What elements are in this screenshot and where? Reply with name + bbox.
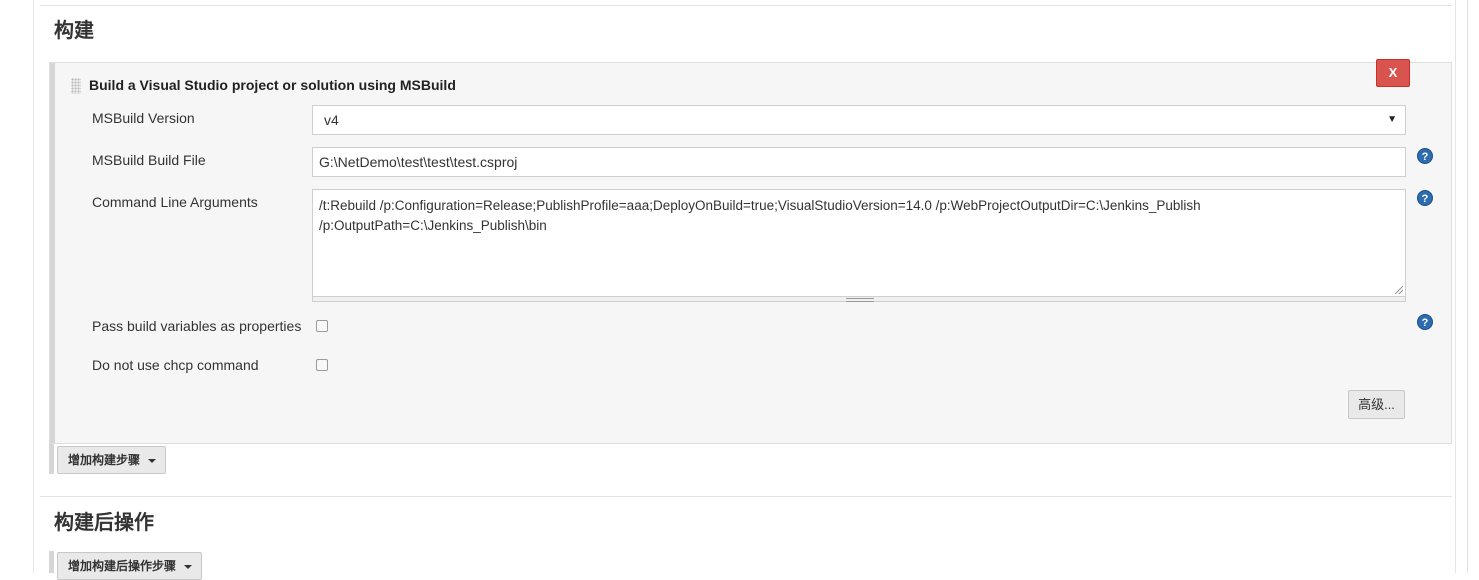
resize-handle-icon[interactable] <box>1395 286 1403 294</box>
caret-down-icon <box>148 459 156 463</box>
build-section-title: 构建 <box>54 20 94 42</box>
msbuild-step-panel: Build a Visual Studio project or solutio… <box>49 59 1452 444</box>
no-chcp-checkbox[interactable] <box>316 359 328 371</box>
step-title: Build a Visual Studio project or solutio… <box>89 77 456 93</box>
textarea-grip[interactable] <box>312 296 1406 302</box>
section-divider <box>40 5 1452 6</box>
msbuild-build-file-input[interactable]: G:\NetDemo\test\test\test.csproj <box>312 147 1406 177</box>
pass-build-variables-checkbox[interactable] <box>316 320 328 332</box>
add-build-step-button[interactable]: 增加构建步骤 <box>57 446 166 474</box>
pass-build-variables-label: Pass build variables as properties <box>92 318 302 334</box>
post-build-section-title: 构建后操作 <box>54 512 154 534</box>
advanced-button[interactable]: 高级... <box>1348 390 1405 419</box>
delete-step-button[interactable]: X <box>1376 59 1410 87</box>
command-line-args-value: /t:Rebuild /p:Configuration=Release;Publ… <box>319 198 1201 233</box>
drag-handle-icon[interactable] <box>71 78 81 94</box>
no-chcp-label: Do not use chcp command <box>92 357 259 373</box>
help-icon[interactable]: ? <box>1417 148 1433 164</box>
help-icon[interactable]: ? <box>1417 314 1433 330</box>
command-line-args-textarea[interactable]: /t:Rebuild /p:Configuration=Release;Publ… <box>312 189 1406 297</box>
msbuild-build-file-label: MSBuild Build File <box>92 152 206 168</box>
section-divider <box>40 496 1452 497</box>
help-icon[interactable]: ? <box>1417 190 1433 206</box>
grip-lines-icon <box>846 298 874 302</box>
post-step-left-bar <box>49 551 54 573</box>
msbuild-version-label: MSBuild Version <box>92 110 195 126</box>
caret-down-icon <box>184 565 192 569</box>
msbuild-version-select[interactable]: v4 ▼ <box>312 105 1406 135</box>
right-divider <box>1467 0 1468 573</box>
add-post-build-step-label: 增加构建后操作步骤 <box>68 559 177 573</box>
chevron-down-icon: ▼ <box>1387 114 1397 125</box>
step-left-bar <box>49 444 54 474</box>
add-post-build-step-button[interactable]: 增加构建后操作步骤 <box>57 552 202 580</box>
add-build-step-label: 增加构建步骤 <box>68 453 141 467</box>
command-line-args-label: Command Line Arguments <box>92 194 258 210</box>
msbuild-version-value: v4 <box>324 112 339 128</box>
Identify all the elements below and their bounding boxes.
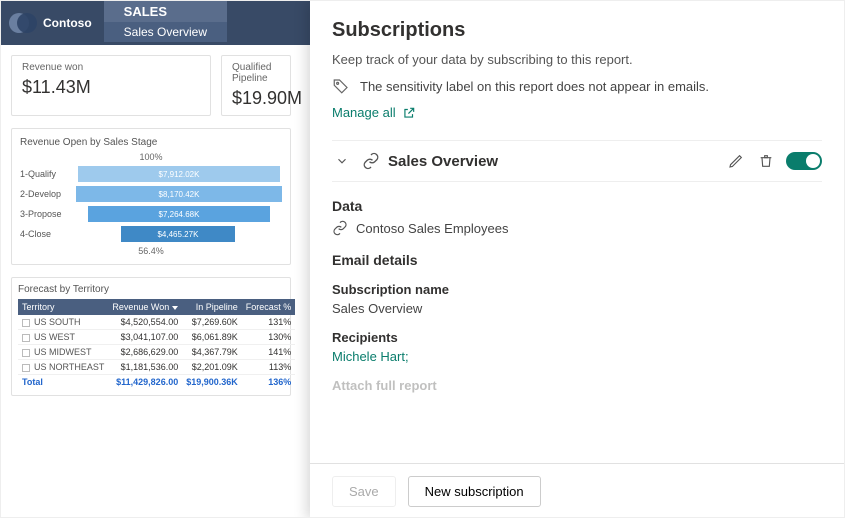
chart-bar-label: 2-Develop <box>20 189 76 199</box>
◆ ◆ ◆ ◆
▶ **Aim**: Write out all the data above again with every "help-icon" replaced by "question-icon" and nothing else changed. Leave the pictures out.

▶ **Result**:
What elements are in this screenshot and where? Reply with name + bbox.
resize-handle-icon[interactable] <box>1395 286 1403 294</box>
caret-down-icon <box>148 459 156 463</box>
build-section-title: 构建 <box>54 20 94 42</box>
msbuild-step-panel: Build a Visual Studio project or solutio… <box>49 59 1452 444</box>
no-chcp-checkbox[interactable] <box>316 359 328 371</box>
step-title: Build a Visual Studio project or solutio… <box>89 77 456 93</box>
textarea-grip[interactable] <box>312 296 1406 302</box>
section-divider <box>40 5 1452 6</box>
msbuild-build-file-input[interactable]: G:\NetDemo\test\test\test.csproj <box>312 147 1406 177</box>
pass-build-variables-checkbox[interactable] <box>316 320 328 332</box>
add-build-step-button[interactable]: 增加构建步骤 <box>57 446 166 474</box>
pass-build-variables-label: Pass build variables as properties <box>92 318 302 334</box>
post-build-section-title: 构建后操作 <box>54 512 154 534</box>
advanced-button[interactable]: 高级... <box>1348 390 1405 419</box>
delete-step-button[interactable]: X <box>1376 59 1410 87</box>
command-line-args-value: /t:Rebuild /p:Configuration=Release;Publ… <box>319 198 1201 233</box>
drag-handle-icon[interactable] <box>71 78 81 94</box>
no-chcp-label: Do not use chcp command <box>92 357 259 373</box>
question-icon[interactable]: ? <box>1417 148 1433 164</box>
question-icon[interactable]: ? <box>1417 314 1433 330</box>
command-line-args-textarea[interactable]: /t:Rebuild /p:Configuration=Release;Publ… <box>312 189 1406 297</box>
msbuild-build-file-label: MSBuild Build File <box>92 152 206 168</box>
section-divider <box>40 496 1452 497</box>
question-icon[interactable]: ? <box>1417 190 1433 206</box>
grip-lines-icon <box>846 298 874 302</box>
post-step-left-bar <box>49 551 54 573</box>
msbuild-version-label: MSBuild Version <box>92 110 195 126</box>
caret-down-icon <box>184 565 192 569</box>
msbuild-version-select[interactable]: v4 ▼ <box>312 105 1406 135</box>
right-divider <box>1467 0 1468 573</box>
add-post-build-step-label: 增加构建后操作步骤 <box>68 559 177 573</box>
chevron-down-icon: ▼ <box>1387 114 1397 125</box>
step-left-bar <box>49 444 54 474</box>
add-post-build-step-button[interactable]: 增加构建后操作步骤 <box>57 552 202 580</box>
add-build-step-label: 增加构建步骤 <box>68 453 141 467</box>
command-line-args-label: Command Line Arguments <box>92 194 258 210</box>
msbuild-version-value: v4 <box>324 112 339 128</box>
Identify all the elements below and their bounding boxes.
chart-bar-label: 2-Develop <box>20 189 76 199</box>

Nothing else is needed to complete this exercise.